(begin)

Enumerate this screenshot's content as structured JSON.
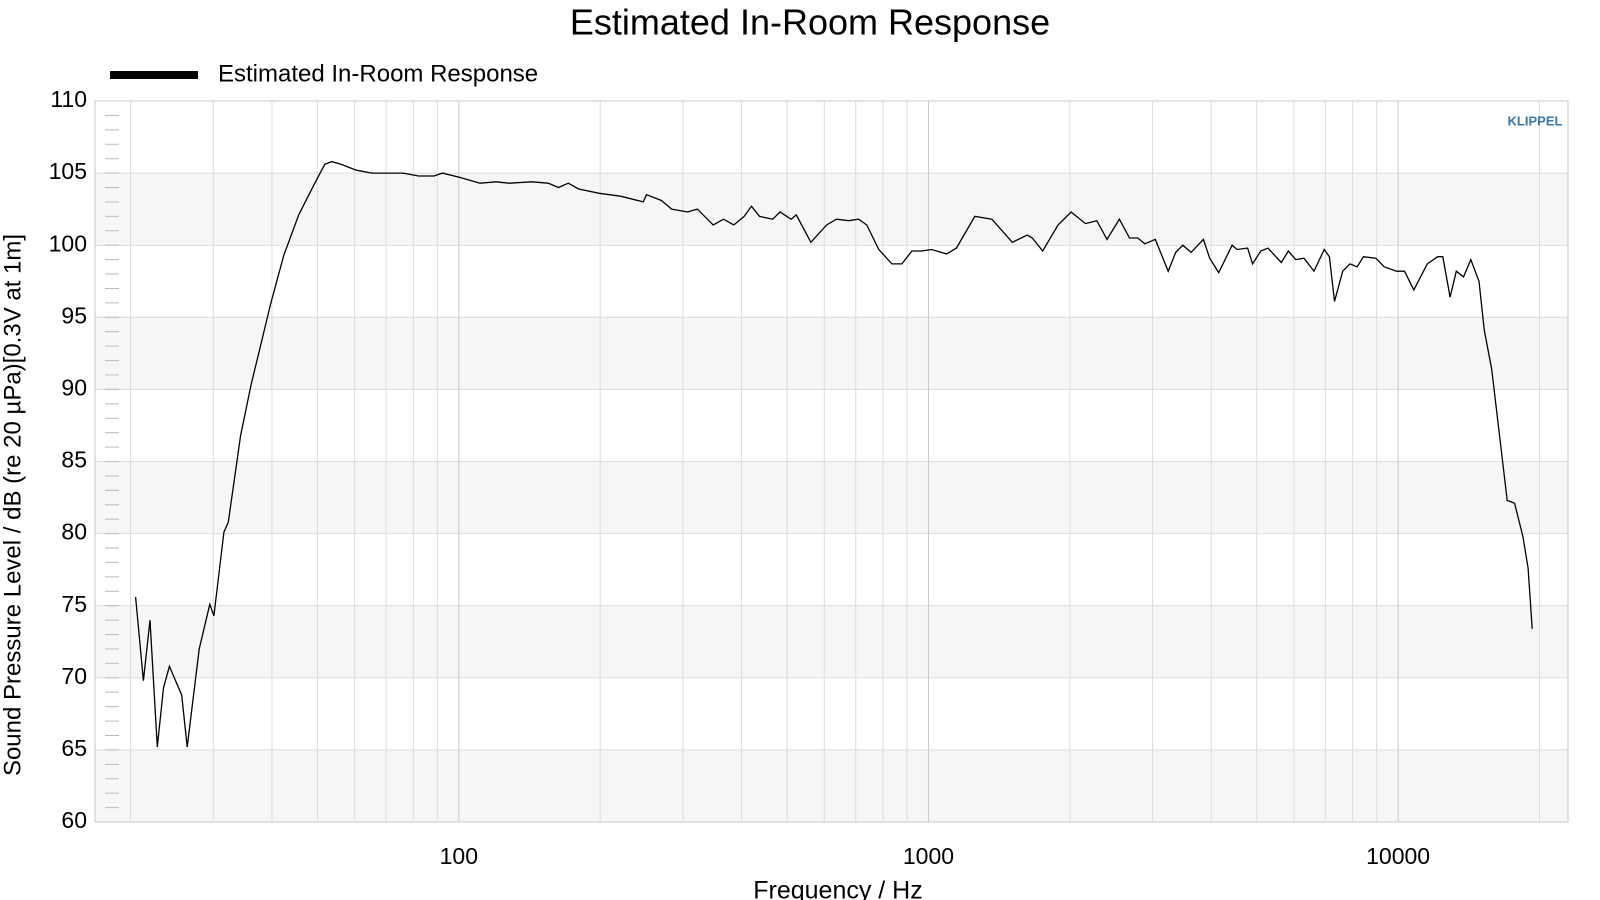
{
  "chart_data": {
    "type": "line",
    "title": "Estimated In-Room Response",
    "x_label": "Frequency / Hz",
    "y_label": "Sound Pressure Level / dB (re 20 µPa)[0.3V at 1m]",
    "watermark": "KLIPPEL",
    "log_x": true,
    "grid": true,
    "legend": "top-left",
    "xlim": [
      16.8,
      23000
    ],
    "xticks": [
      100,
      1000,
      10000
    ],
    "ylim": [
      60,
      110
    ],
    "yticks": [
      60,
      65,
      70,
      75,
      80,
      85,
      90,
      95,
      100,
      105,
      110
    ],
    "x": [
      20.5,
      21.3,
      22.0,
      22.8,
      23.5,
      24.2,
      25.7,
      26.4,
      28.0,
      29.5,
      30.1,
      31.6,
      32.3,
      34.3,
      36.1,
      39.8,
      42.4,
      45.6,
      49.0,
      51.8,
      53.6,
      56.2,
      60.5,
      65.3,
      76.1,
      82.1,
      88.6,
      92.2,
      100.5,
      111,
      120,
      128,
      143,
      155,
      163,
      171,
      180,
      199,
      221,
      247,
      251,
      270,
      284,
      307,
      322,
      348,
      366,
      385,
      405,
      420,
      437,
      466,
      483,
      510,
      523,
      562,
      607,
      637,
      676,
      710,
      739,
      784,
      836,
      878,
      922,
      967,
      1015,
      1093,
      1147,
      1255,
      1365,
      1508,
      1623,
      1664,
      1751,
      1887,
      2012,
      2084,
      2160,
      2283,
      2400,
      2550,
      2680,
      2790,
      2890,
      3040,
      3240,
      3360,
      3480,
      3625,
      3850,
      3970,
      4150,
      4430,
      4540,
      4780,
      4900,
      5100,
      5280,
      5640,
      5840,
      6050,
      6300,
      6620,
      6960,
      7140,
      7320,
      7620,
      7900,
      8180,
      8440,
      8970,
      9340,
      9920,
      10320,
      10800,
      11540,
      12140,
      12450,
      12900,
      13300,
      13780,
      14280,
      14870,
      15260,
      15820,
      17070,
      17700,
      18440,
      18910,
      19300
    ],
    "series": [
      {
        "name": "Estimated In-Room Response",
        "color": "#000000",
        "values": [
          75.6,
          69.8,
          74.0,
          65.2,
          69.3,
          70.8,
          68.8,
          65.2,
          72.0,
          75.1,
          74.3,
          80.1,
          80.8,
          86.8,
          90.3,
          96.0,
          99.3,
          102.1,
          104.1,
          105.6,
          105.8,
          105.6,
          105.2,
          105.0,
          105.0,
          104.8,
          104.8,
          105.0,
          104.7,
          104.3,
          104.4,
          104.3,
          104.4,
          104.3,
          104.0,
          104.3,
          103.9,
          103.6,
          103.4,
          103.0,
          103.5,
          103.1,
          102.5,
          102.3,
          102.5,
          101.4,
          101.8,
          101.4,
          102.0,
          102.7,
          102.0,
          101.8,
          102.3,
          101.8,
          102.1,
          100.2,
          101.4,
          101.8,
          101.7,
          101.8,
          101.4,
          99.7,
          98.7,
          98.7,
          99.6,
          99.6,
          99.7,
          99.4,
          99.8,
          102.0,
          101.8,
          100.2,
          100.7,
          100.5,
          99.6,
          101.4,
          102.3,
          101.9,
          101.5,
          101.7,
          100.4,
          101.8,
          100.5,
          100.5,
          100.1,
          100.4,
          98.2,
          99.5,
          100.0,
          99.5,
          100.4,
          99.1,
          98.1,
          100.0,
          99.7,
          99.8,
          98.7,
          99.6,
          99.8,
          98.8,
          99.6,
          99.0,
          99.1,
          98.2,
          99.7,
          99.2,
          96.1,
          98.2,
          98.7,
          98.5,
          99.2,
          99.1,
          98.5,
          98.2,
          98.2,
          96.9,
          98.7,
          99.2,
          99.2,
          96.4,
          98.2,
          97.8,
          99.0,
          97.5,
          94.1,
          91.4,
          82.3,
          82.1,
          79.8,
          77.6,
          73.4
        ]
      }
    ]
  }
}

(end)

What you should do → Look above for lines with the word "Estimated" and copy them all.

Result for this exercise →
    "title": "Estimated In-Room Response",
        "name": "Estimated In-Room Response",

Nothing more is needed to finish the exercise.